### DIRECTIONS FOR THIS TASK
Print out the material that follows word for word.

### SOURCE MATERIAL
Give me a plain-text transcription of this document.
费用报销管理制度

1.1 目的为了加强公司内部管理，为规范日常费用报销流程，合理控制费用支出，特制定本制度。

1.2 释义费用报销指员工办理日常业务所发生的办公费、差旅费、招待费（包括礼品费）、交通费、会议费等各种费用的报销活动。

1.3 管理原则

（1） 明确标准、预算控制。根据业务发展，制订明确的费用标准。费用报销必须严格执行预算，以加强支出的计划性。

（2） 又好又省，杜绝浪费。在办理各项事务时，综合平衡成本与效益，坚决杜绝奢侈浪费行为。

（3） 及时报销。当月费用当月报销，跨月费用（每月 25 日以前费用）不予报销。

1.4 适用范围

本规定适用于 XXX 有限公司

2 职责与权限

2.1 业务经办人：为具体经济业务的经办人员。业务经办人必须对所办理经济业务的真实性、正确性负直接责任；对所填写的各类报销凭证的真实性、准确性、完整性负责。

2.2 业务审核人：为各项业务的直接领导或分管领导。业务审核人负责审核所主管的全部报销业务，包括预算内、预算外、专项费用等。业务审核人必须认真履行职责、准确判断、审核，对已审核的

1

### FINISHED EXERCISE
Give me a plain-text transcription of this document.
费用报销管理制度

1.1 目的为了加强公司内部管理，为规范日常费用报销流程，合理控制费用支出，特制定本制度。

1.2 释义费用报销指员工办理日常业务所发生的办公费、差旅费、招待费（包括礼品费）、交通费、会议费等各种费用的报销活动。

1.3 管理原则

（1） 明确标准、预算控制。根据业务发展，制订明确的费用标准。费用报销必须严格执行预算，以加强支出的计划性。

（2） 又好又省，杜绝浪费。在办理各项事务时，综合平衡成本与效益，坚决杜绝奢侈浪费行为。

（3） 及时报销。当月费用当月报销，跨月费用（每月 25 日以前费用）不予报销。

1.4 适用范围

本规定适用于 XXX 有限公司

2 职责与权限

2.1 业务经办人：为具体经济业务的经办人员。业务经办人必须对所办理经济业务的真实性、正确性负直接责任；对所填写的各类报销凭证的真实性、准确性、完整性负责。

2.2 业务审核人：为各项业务的直接领导或分管领导。业务审核人负责审核所主管的全部报销业务，包括预算内、预算外、专项费用等。业务审核人必须认真履行职责、准确判断、审核，对已审核的

1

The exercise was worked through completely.